Figure data in JSON
####

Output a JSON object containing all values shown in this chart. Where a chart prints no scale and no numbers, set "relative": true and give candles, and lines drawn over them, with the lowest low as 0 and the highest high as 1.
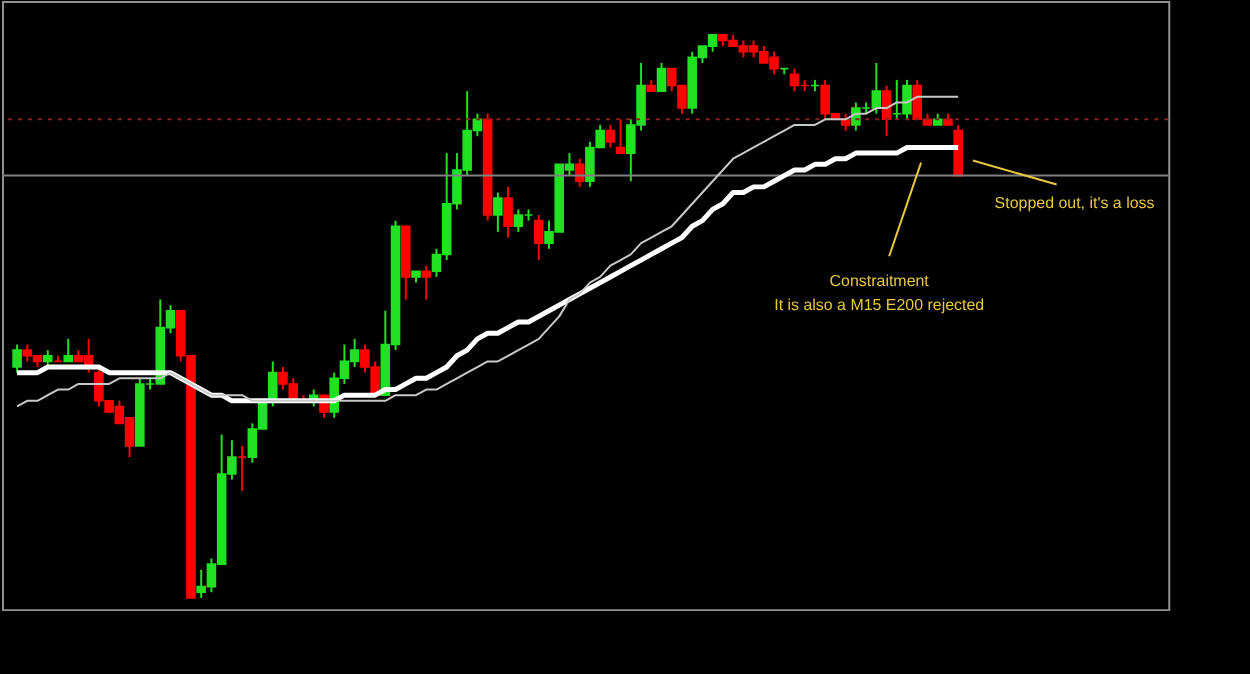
{
  "chart_data": {
    "type": "candlestick",
    "relative": true,
    "tick_labels": false,
    "categories": [
      null,
      null,
      null,
      null,
      null,
      null,
      null,
      null,
      null,
      null,
      null,
      null,
      null,
      null,
      null,
      null,
      null,
      null,
      null,
      null,
      null,
      null,
      null,
      null,
      null,
      null,
      null,
      null,
      null,
      null,
      null,
      null,
      null,
      null,
      null,
      null,
      null,
      null,
      null,
      null,
      null,
      null,
      null,
      null,
      null,
      null,
      null,
      null,
      null,
      null,
      null,
      null,
      null,
      null,
      null,
      null,
      null,
      null,
      null,
      null,
      null,
      null,
      null,
      null,
      null,
      null,
      null,
      null,
      null,
      null,
      null,
      null,
      null,
      null,
      null,
      null,
      null,
      null,
      null,
      null,
      null,
      null,
      null,
      null,
      null,
      null,
      null,
      null,
      null,
      null,
      null,
      null,
      null
    ],
    "ohlc": [
      [
        0.41,
        0.45,
        0.4,
        0.44
      ],
      [
        0.44,
        0.45,
        0.42,
        0.43
      ],
      [
        0.43,
        0.43,
        0.41,
        0.42
      ],
      [
        0.42,
        0.44,
        0.41,
        0.43
      ],
      [
        0.42,
        0.43,
        0.42,
        0.42
      ],
      [
        0.42,
        0.46,
        0.42,
        0.43
      ],
      [
        0.43,
        0.44,
        0.42,
        0.42
      ],
      [
        0.43,
        0.46,
        0.4,
        0.41
      ],
      [
        0.4,
        0.41,
        0.34,
        0.35
      ],
      [
        0.35,
        0.35,
        0.33,
        0.33
      ],
      [
        0.34,
        0.35,
        0.31,
        0.31
      ],
      [
        0.32,
        0.32,
        0.25,
        0.27
      ],
      [
        0.27,
        0.39,
        0.27,
        0.38
      ],
      [
        0.38,
        0.39,
        0.37,
        0.38
      ],
      [
        0.38,
        0.53,
        0.38,
        0.48
      ],
      [
        0.48,
        0.52,
        0.47,
        0.51
      ],
      [
        0.51,
        0.51,
        0.42,
        0.43
      ],
      [
        0.43,
        0.43,
        0.0,
        0.0
      ],
      [
        0.01,
        0.05,
        0.0,
        0.02
      ],
      [
        0.02,
        0.07,
        0.01,
        0.06
      ],
      [
        0.06,
        0.29,
        0.06,
        0.22
      ],
      [
        0.22,
        0.28,
        0.21,
        0.25
      ],
      [
        0.25,
        0.27,
        0.19,
        0.25
      ],
      [
        0.25,
        0.31,
        0.24,
        0.3
      ],
      [
        0.3,
        0.35,
        0.3,
        0.35
      ],
      [
        0.35,
        0.42,
        0.34,
        0.4
      ],
      [
        0.4,
        0.41,
        0.37,
        0.38
      ],
      [
        0.38,
        0.39,
        0.35,
        0.35
      ],
      [
        0.35,
        0.36,
        0.35,
        0.35
      ],
      [
        0.35,
        0.37,
        0.34,
        0.36
      ],
      [
        0.36,
        0.36,
        0.32,
        0.33
      ],
      [
        0.33,
        0.4,
        0.32,
        0.39
      ],
      [
        0.39,
        0.45,
        0.38,
        0.42
      ],
      [
        0.42,
        0.46,
        0.41,
        0.44
      ],
      [
        0.44,
        0.45,
        0.4,
        0.41
      ],
      [
        0.41,
        0.42,
        0.36,
        0.36
      ],
      [
        0.36,
        0.51,
        0.36,
        0.45
      ],
      [
        0.45,
        0.67,
        0.44,
        0.66
      ],
      [
        0.66,
        0.66,
        0.53,
        0.57
      ],
      [
        0.57,
        0.58,
        0.56,
        0.58
      ],
      [
        0.58,
        0.59,
        0.53,
        0.57
      ],
      [
        0.58,
        0.62,
        0.57,
        0.61
      ],
      [
        0.61,
        0.79,
        0.6,
        0.7
      ],
      [
        0.7,
        0.79,
        0.69,
        0.76
      ],
      [
        0.76,
        0.9,
        0.75,
        0.83
      ],
      [
        0.83,
        0.86,
        0.82,
        0.85
      ],
      [
        0.85,
        0.86,
        0.67,
        0.68
      ],
      [
        0.68,
        0.72,
        0.65,
        0.71
      ],
      [
        0.71,
        0.73,
        0.64,
        0.66
      ],
      [
        0.66,
        0.69,
        0.65,
        0.68
      ],
      [
        0.68,
        0.69,
        0.67,
        0.68
      ],
      [
        0.67,
        0.68,
        0.6,
        0.63
      ],
      [
        0.63,
        0.67,
        0.62,
        0.65
      ],
      [
        0.65,
        0.77,
        0.65,
        0.77
      ],
      [
        0.76,
        0.79,
        0.75,
        0.77
      ],
      [
        0.77,
        0.78,
        0.73,
        0.74
      ],
      [
        0.74,
        0.81,
        0.73,
        0.8
      ],
      [
        0.8,
        0.84,
        0.8,
        0.83
      ],
      [
        0.83,
        0.84,
        0.8,
        0.81
      ],
      [
        0.8,
        0.85,
        0.79,
        0.79
      ],
      [
        0.79,
        0.85,
        0.74,
        0.84
      ],
      [
        0.84,
        0.95,
        0.83,
        0.91
      ],
      [
        0.91,
        0.92,
        0.9,
        0.9
      ],
      [
        0.9,
        0.95,
        0.9,
        0.94
      ],
      [
        0.94,
        0.94,
        0.9,
        0.91
      ],
      [
        0.91,
        0.91,
        0.86,
        0.87
      ],
      [
        0.87,
        0.97,
        0.86,
        0.96
      ],
      [
        0.96,
        0.98,
        0.95,
        0.98
      ],
      [
        0.98,
        1.0,
        0.97,
        1.0
      ],
      [
        1.0,
        1.0,
        0.98,
        0.99
      ],
      [
        0.99,
        1.0,
        0.98,
        0.98
      ],
      [
        0.98,
        0.99,
        0.96,
        0.97
      ],
      [
        0.98,
        0.99,
        0.96,
        0.97
      ],
      [
        0.97,
        0.98,
        0.95,
        0.95
      ],
      [
        0.96,
        0.97,
        0.93,
        0.94
      ],
      [
        0.94,
        0.94,
        0.93,
        0.94
      ],
      [
        0.93,
        0.94,
        0.9,
        0.91
      ],
      [
        0.91,
        0.92,
        0.9,
        0.91
      ],
      [
        0.91,
        0.92,
        0.9,
        0.91
      ],
      [
        0.91,
        0.92,
        0.85,
        0.86
      ],
      [
        0.86,
        0.86,
        0.85,
        0.85
      ],
      [
        0.85,
        0.86,
        0.83,
        0.84
      ],
      [
        0.84,
        0.88,
        0.83,
        0.87
      ],
      [
        0.87,
        0.88,
        0.86,
        0.87
      ],
      [
        0.87,
        0.95,
        0.86,
        0.9
      ],
      [
        0.9,
        0.91,
        0.82,
        0.85
      ],
      [
        0.86,
        0.92,
        0.85,
        0.86
      ],
      [
        0.86,
        0.92,
        0.85,
        0.91
      ],
      [
        0.91,
        0.92,
        0.85,
        0.85
      ],
      [
        0.85,
        0.86,
        0.84,
        0.84
      ],
      [
        0.84,
        0.86,
        0.84,
        0.85
      ],
      [
        0.85,
        0.86,
        0.84,
        0.84
      ],
      [
        0.83,
        0.84,
        0.75,
        0.75
      ]
    ],
    "colors": [
      "#22e022",
      "#ff0000",
      "#ff0000",
      "#22e022",
      "#ff0000",
      "#22e022",
      "#ff0000",
      "#ff0000",
      "#ff0000",
      "#ff0000",
      "#ff0000",
      "#ff0000",
      "#22e022",
      "#22e022",
      "#22e022",
      "#22e022",
      "#ff0000",
      "#ff0000",
      "#22e022",
      "#22e022",
      "#22e022",
      "#22e022",
      "#ff0000",
      "#22e022",
      "#22e022",
      "#22e022",
      "#ff0000",
      "#ff0000",
      "#ff0000",
      "#22e022",
      "#ff0000",
      "#22e022",
      "#22e022",
      "#22e022",
      "#ff0000",
      "#ff0000",
      "#22e022",
      "#22e022",
      "#ff0000",
      "#22e022",
      "#ff0000",
      "#22e022",
      "#22e022",
      "#22e022",
      "#22e022",
      "#22e022",
      "#ff0000",
      "#22e022",
      "#ff0000",
      "#22e022",
      "#22e022",
      "#ff0000",
      "#22e022",
      "#22e022",
      "#22e022",
      "#ff0000",
      "#22e022",
      "#22e022",
      "#ff0000",
      "#ff0000",
      "#22e022",
      "#22e022",
      "#ff0000",
      "#22e022",
      "#ff0000",
      "#ff0000",
      "#22e022",
      "#22e022",
      "#22e022",
      "#ff0000",
      "#ff0000",
      "#ff0000",
      "#ff0000",
      "#ff0000",
      "#ff0000",
      "#22e022",
      "#ff0000",
      "#ff0000",
      "#22e022",
      "#ff0000",
      "#ff0000",
      "#ff0000",
      "#22e022",
      "#22e022",
      "#22e022",
      "#ff0000",
      "#22e022",
      "#22e022",
      "#ff0000",
      "#ff0000",
      "#22e022",
      "#ff0000",
      "#ff0000"
    ],
    "series": [
      {
        "type": "line",
        "color": "#ffffff",
        "values": [
          0.4,
          0.4,
          0.4,
          0.41,
          0.41,
          0.41,
          0.41,
          0.41,
          0.41,
          0.4,
          0.4,
          0.4,
          0.4,
          0.4,
          0.4,
          0.4,
          0.39,
          0.38,
          0.37,
          0.36,
          0.36,
          0.35,
          0.35,
          0.35,
          0.35,
          0.35,
          0.35,
          0.35,
          0.35,
          0.35,
          0.35,
          0.35,
          0.36,
          0.36,
          0.36,
          0.36,
          0.37,
          0.37,
          0.38,
          0.39,
          0.39,
          0.4,
          0.41,
          0.43,
          0.44,
          0.46,
          0.47,
          0.47,
          0.48,
          0.49,
          0.49,
          0.5,
          0.51,
          0.52,
          0.53,
          0.54,
          0.55,
          0.56,
          0.57,
          0.58,
          0.59,
          0.6,
          0.61,
          0.62,
          0.63,
          0.64,
          0.66,
          0.67,
          0.69,
          0.7,
          0.72,
          0.72,
          0.73,
          0.73,
          0.74,
          0.75,
          0.76,
          0.76,
          0.77,
          0.77,
          0.78,
          0.78,
          0.79,
          0.79,
          0.79,
          0.79,
          0.79,
          0.8,
          0.8,
          0.8,
          0.8,
          0.8,
          0.8
        ]
      },
      {
        "type": "line",
        "color": "#c8c8c8",
        "values": [
          0.34,
          0.35,
          0.35,
          0.36,
          0.37,
          0.37,
          0.38,
          0.38,
          0.38,
          0.38,
          0.39,
          0.39,
          0.39,
          0.39,
          0.39,
          0.4,
          0.39,
          0.38,
          0.37,
          0.36,
          0.36,
          0.36,
          0.36,
          0.35,
          0.35,
          0.35,
          0.35,
          0.35,
          0.35,
          0.35,
          0.35,
          0.35,
          0.35,
          0.35,
          0.35,
          0.35,
          0.35,
          0.36,
          0.36,
          0.36,
          0.37,
          0.37,
          0.38,
          0.39,
          0.4,
          0.41,
          0.42,
          0.42,
          0.43,
          0.44,
          0.45,
          0.46,
          0.48,
          0.5,
          0.53,
          0.54,
          0.56,
          0.57,
          0.59,
          0.6,
          0.61,
          0.63,
          0.64,
          0.65,
          0.66,
          0.68,
          0.7,
          0.72,
          0.74,
          0.76,
          0.78,
          0.79,
          0.8,
          0.81,
          0.82,
          0.83,
          0.84,
          0.84,
          0.84,
          0.85,
          0.85,
          0.85,
          0.86,
          0.86,
          0.87,
          0.87,
          0.88,
          0.88,
          0.89,
          0.89,
          0.89,
          0.89,
          0.89
        ]
      }
    ],
    "ref_lines": [
      {
        "axis": "y",
        "value": 0.85,
        "color": "#8b2020",
        "line_style": "dotted"
      },
      {
        "axis": "y",
        "value": 0.75,
        "color": "#808080",
        "line_style": "solid"
      }
    ],
    "annotations": [
      "Constraitment",
      "It is also a M15 E200 rejected",
      "Stopped out, it's a loss"
    ]
  }
}
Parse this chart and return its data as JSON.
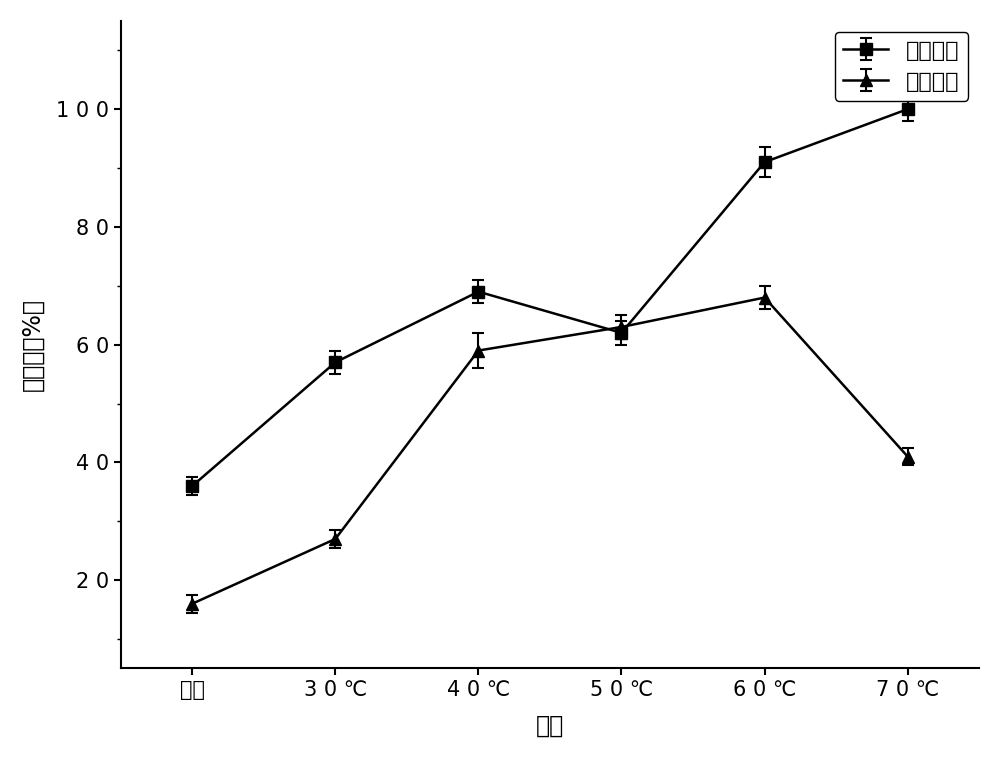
{
  "x_labels": [
    "室温",
    "3 0 ℃",
    "4 0 ℃",
    "5 0 ℃",
    "6 0 ℃",
    "7 0 ℃"
  ],
  "x_positions": [
    0,
    1,
    2,
    3,
    4,
    5
  ],
  "series1_name": "大豆苷元",
  "series1_y": [
    36,
    57,
    69,
    62,
    91,
    100
  ],
  "series1_yerr": [
    1.5,
    2.0,
    2.0,
    2.0,
    2.5,
    2.0
  ],
  "series2_name": "染料木素",
  "series2_y": [
    16,
    27,
    59,
    63,
    68,
    41
  ],
  "series2_yerr": [
    1.5,
    1.5,
    3.0,
    2.0,
    2.0,
    1.5
  ],
  "ylabel": "转化率（%）",
  "xlabel": "温度",
  "ytick_labels": [
    "2 0",
    "4 0",
    "6 0",
    "8 0",
    "1 0 0"
  ],
  "ytick_values": [
    20,
    40,
    60,
    80,
    100
  ],
  "ylim": [
    5,
    115
  ],
  "xlim": [
    -0.5,
    5.5
  ],
  "background_color": "#ffffff",
  "line_color": "#000000",
  "marker1": "s",
  "marker2": "^",
  "markersize": 9,
  "linewidth": 1.8,
  "legend_loc": "upper right",
  "font_size_ticks": 15,
  "font_size_labels": 17,
  "font_size_legend": 16
}
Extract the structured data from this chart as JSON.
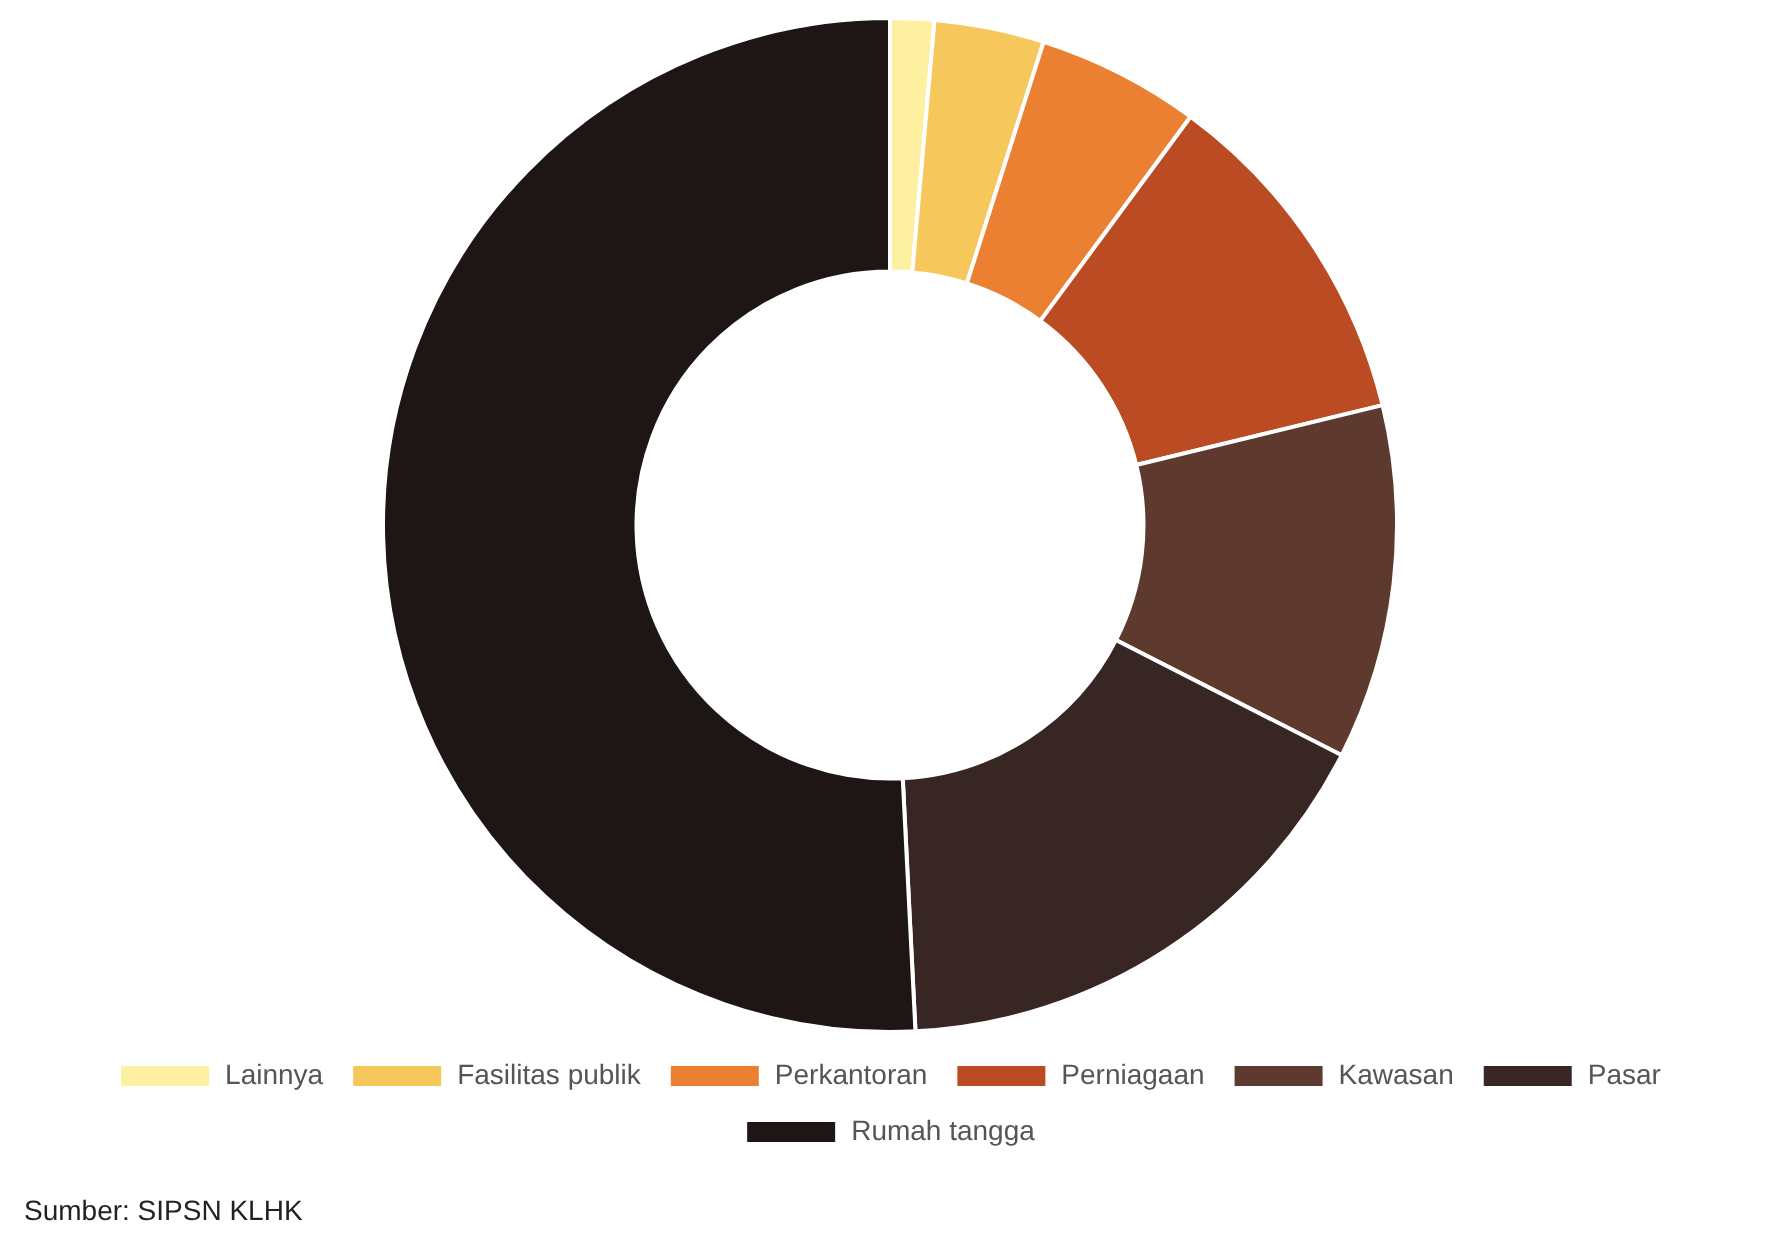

####

Short task. In the records above, how many lines contain the string "true"? State that number only.

Expected answer. 2